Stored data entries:
** START **

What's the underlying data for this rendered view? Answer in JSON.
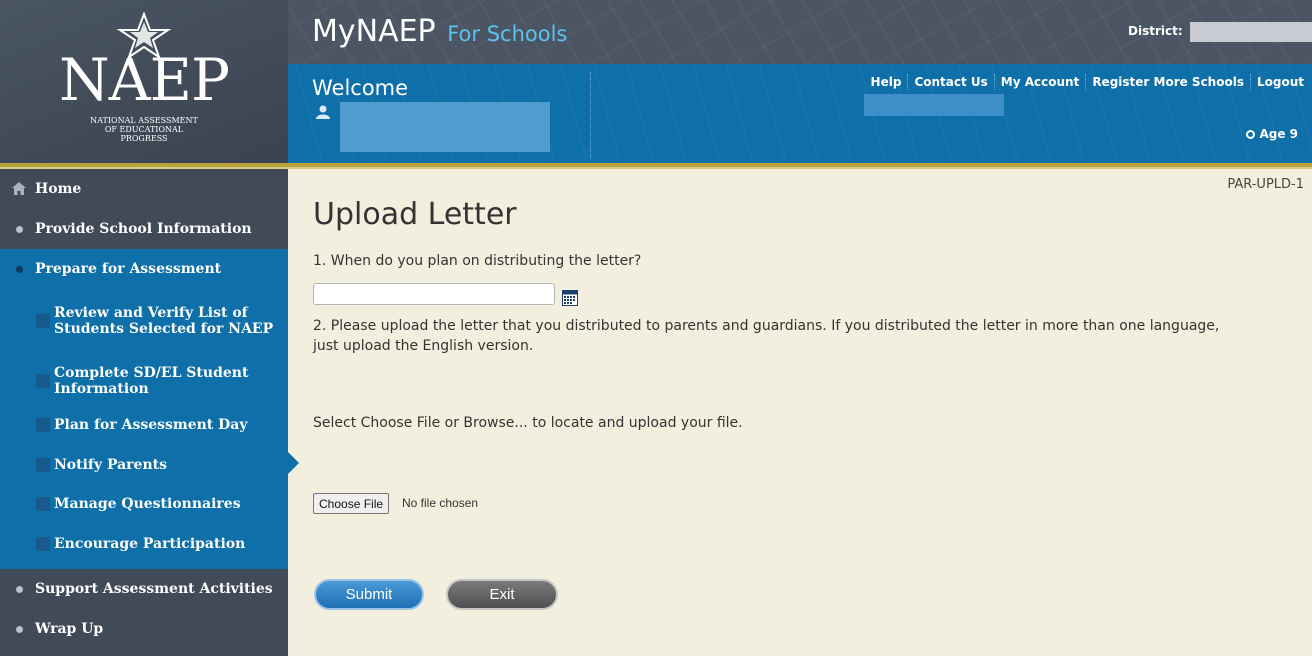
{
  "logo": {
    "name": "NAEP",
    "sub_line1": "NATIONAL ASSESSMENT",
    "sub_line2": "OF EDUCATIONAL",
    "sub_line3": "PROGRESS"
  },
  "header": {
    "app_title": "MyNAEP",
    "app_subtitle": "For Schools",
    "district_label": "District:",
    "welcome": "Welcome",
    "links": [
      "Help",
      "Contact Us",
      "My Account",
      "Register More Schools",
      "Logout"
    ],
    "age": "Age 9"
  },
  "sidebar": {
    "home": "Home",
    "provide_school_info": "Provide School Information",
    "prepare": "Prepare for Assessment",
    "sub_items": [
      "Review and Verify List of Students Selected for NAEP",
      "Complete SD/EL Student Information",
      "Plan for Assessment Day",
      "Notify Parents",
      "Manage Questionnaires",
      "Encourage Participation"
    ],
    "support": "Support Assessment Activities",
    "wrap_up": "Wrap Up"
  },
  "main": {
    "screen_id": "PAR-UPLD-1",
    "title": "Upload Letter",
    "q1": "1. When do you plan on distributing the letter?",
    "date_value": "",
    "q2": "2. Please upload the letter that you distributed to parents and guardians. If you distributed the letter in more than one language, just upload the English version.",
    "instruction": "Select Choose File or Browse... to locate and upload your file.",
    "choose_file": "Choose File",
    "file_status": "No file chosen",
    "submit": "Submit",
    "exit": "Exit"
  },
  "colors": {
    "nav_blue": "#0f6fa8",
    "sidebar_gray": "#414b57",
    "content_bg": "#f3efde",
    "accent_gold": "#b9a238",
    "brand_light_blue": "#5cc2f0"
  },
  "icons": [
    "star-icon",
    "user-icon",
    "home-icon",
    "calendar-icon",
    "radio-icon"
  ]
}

** END **

* Brief:
Using the records above, find and show each line with the string "Information".

* Solution to this problem:
    "provide_school_info": "Provide School Information",
      "Complete SD/EL Student Information",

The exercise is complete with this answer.